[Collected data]
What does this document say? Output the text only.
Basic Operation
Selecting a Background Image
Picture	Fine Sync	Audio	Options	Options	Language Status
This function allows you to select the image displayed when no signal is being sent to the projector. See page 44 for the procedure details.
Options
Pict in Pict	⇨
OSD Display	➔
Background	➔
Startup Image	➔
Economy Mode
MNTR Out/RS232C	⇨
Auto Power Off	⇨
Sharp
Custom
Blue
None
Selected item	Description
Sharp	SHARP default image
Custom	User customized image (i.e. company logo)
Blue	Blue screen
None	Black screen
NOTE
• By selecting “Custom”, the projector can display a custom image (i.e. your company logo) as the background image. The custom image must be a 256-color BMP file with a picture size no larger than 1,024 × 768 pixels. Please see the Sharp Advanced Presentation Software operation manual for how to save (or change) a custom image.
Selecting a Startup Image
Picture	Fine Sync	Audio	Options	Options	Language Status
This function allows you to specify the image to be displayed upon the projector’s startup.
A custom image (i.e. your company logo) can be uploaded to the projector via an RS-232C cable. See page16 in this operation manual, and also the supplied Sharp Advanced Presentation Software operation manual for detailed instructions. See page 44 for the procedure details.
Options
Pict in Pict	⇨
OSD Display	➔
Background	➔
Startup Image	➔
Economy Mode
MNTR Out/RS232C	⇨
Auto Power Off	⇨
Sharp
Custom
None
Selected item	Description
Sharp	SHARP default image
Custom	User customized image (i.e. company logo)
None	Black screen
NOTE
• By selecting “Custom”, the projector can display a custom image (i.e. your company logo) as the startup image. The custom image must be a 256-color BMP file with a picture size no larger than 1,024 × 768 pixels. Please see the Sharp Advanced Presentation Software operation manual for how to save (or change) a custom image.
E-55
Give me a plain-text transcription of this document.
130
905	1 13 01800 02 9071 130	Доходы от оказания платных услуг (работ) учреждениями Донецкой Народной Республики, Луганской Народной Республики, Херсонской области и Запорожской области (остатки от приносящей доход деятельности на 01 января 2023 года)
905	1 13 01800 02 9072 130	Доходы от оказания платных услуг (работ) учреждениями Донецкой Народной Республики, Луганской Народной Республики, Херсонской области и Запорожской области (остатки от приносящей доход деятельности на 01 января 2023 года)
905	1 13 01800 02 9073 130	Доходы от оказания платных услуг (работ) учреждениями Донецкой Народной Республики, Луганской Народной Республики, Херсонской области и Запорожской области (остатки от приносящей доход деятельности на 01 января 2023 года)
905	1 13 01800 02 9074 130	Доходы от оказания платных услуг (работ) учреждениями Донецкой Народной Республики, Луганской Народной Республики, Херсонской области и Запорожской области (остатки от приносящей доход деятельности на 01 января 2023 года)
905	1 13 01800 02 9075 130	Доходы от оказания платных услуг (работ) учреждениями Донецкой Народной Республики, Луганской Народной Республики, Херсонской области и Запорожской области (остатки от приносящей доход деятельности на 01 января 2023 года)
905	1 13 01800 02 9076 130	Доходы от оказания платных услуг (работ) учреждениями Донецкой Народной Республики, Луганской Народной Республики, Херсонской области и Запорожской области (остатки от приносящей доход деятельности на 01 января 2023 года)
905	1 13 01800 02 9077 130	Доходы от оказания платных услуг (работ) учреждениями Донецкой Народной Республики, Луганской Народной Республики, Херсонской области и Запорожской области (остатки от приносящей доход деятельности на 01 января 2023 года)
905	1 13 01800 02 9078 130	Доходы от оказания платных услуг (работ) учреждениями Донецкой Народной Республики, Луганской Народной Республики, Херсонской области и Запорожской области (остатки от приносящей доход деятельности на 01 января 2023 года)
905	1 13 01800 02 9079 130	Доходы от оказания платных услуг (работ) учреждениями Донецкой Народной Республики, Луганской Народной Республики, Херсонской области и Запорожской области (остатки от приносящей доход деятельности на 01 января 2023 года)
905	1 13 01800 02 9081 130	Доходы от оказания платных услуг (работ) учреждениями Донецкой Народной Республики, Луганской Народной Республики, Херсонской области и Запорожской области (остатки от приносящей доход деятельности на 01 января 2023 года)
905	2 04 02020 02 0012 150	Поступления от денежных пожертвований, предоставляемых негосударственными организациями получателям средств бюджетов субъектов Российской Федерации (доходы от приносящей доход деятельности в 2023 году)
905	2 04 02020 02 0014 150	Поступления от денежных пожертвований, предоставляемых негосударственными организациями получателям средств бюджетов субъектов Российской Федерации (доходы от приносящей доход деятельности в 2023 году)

### BRIEF:
Copy the entries above exactly, leaving none out.

### SOLUTION TO THIS EXERCISE:
What does this document say? Output the text only.
Basic Operation
Selecting a Background Image
Picture	Fine Sync	Audio	Options	Options	Language Status
This function allows you to select the image displayed when no signal is being sent to the projector. See page 44 for the procedure details.
Options
Pict in Pict	⇨
OSD Display	➔
Background	➔
Startup Image	➔
Economy Mode
MNTR Out/RS232C	⇨
Auto Power Off	⇨
Sharp
Custom
Blue
None
Selected item	Description
Sharp	SHARP default image
Custom	User customized image (i.e. company logo)
Blue	Blue screen
None	Black screen
NOTE
• By selecting “Custom”, the projector can display a custom image (i.e. your company logo) as the background image. The custom image must be a 256-color BMP file with a picture size no larger than 1,024 × 768 pixels. Please see the Sharp Advanced Presentation Software operation manual for how to save (or change) a custom image.
Selecting a Startup Image
Picture	Fine Sync	Audio	Options	Options	Language Status
This function allows you to specify the image to be displayed upon the projector’s startup.
A custom image (i.e. your company logo) can be uploaded to the projector via an RS-232C cable. See page16 in this operation manual, and also the supplied Sharp Advanced Presentation Software operation manual for detailed instructions. See page 44 for the procedure details.
Options
Pict in Pict	⇨
OSD Display	➔
Background	➔
Startup Image	➔
Economy Mode
MNTR Out/RS232C	⇨
Auto Power Off	⇨
Sharp
Custom
None
Selected item	Description
Sharp	SHARP default image
Custom	User customized image (i.e. company logo)
None	Black screen
NOTE
• By selecting “Custom”, the projector can display a custom image (i.e. your company logo) as the startup image. The custom image must be a 256-color BMP file with a picture size no larger than 1,024 × 768 pixels. Please see the Sharp Advanced Presentation Software operation manual for how to save (or change) a custom image.
E-55
Give me a plain-text transcription of this document.
130
905	1 13 01800 02 9071 130	Доходы от оказания платных услуг (работ) учреждениями Донецкой Народной Республики, Луганской Народной Республики, Херсонской области и Запорожской области (остатки от приносящей доход деятельности на 01 января 2023 года)
905	1 13 01800 02 9072 130	Доходы от оказания платных услуг (работ) учреждениями Донецкой Народной Республики, Луганской Народной Республики, Херсонской области и Запорожской области (остатки от приносящей доход деятельности на 01 января 2023 года)
905	1 13 01800 02 9073 130	Доходы от оказания платных услуг (работ) учреждениями Донецкой Народной Республики, Луганской Народной Республики, Херсонской области и Запорожской области (остатки от приносящей доход деятельности на 01 января 2023 года)
905	1 13 01800 02 9074 130	Доходы от оказания платных услуг (работ) учреждениями Донецкой Народной Республики, Луганской Народной Республики, Херсонской области и Запорожской области (остатки от приносящей доход деятельности на 01 января 2023 года)
905	1 13 01800 02 9075 130	Доходы от оказания платных услуг (работ) учреждениями Донецкой Народной Республики, Луганской Народной Республики, Херсонской области и Запорожской области (остатки от приносящей доход деятельности на 01 января 2023 года)
905	1 13 01800 02 9076 130	Доходы от оказания платных услуг (работ) учреждениями Донецкой Народной Республики, Луганской Народной Республики, Херсонской области и Запорожской области (остатки от приносящей доход деятельности на 01 января 2023 года)
905	1 13 01800 02 9077 130	Доходы от оказания платных услуг (работ) учреждениями Донецкой Народной Республики, Луганской Народной Республики, Херсонской области и Запорожской области (остатки от приносящей доход деятельности на 01 января 2023 года)
905	1 13 01800 02 9078 130	Доходы от оказания платных услуг (работ) учреждениями Донецкой Народной Республики, Луганской Народной Республики, Херсонской области и Запорожской области (остатки от приносящей доход деятельности на 01 января 2023 года)
905	1 13 01800 02 9079 130	Доходы от оказания платных услуг (работ) учреждениями Донецкой Народной Республики, Луганской Народной Республики, Херсонской области и Запорожской области (остатки от приносящей доход деятельности на 01 января 2023 года)
905	1 13 01800 02 9081 130	Доходы от оказания платных услуг (работ) учреждениями Донецкой Народной Республики, Луганской Народной Республики, Херсонской области и Запорожской области (остатки от приносящей доход деятельности на 01 января 2023 года)
905	2 04 02020 02 0012 150	Поступления от денежных пожертвований, предоставляемых негосударственными организациями получателям средств бюджетов субъектов Российской Федерации (доходы от приносящей доход деятельности в 2023 году)
905	2 04 02020 02 0014 150	Поступления от денежных пожертвований, предоставляемых негосударственными организациями получателям средств бюджетов субъектов Российской Федерации (доходы от приносящей доход деятельности в 2023 году)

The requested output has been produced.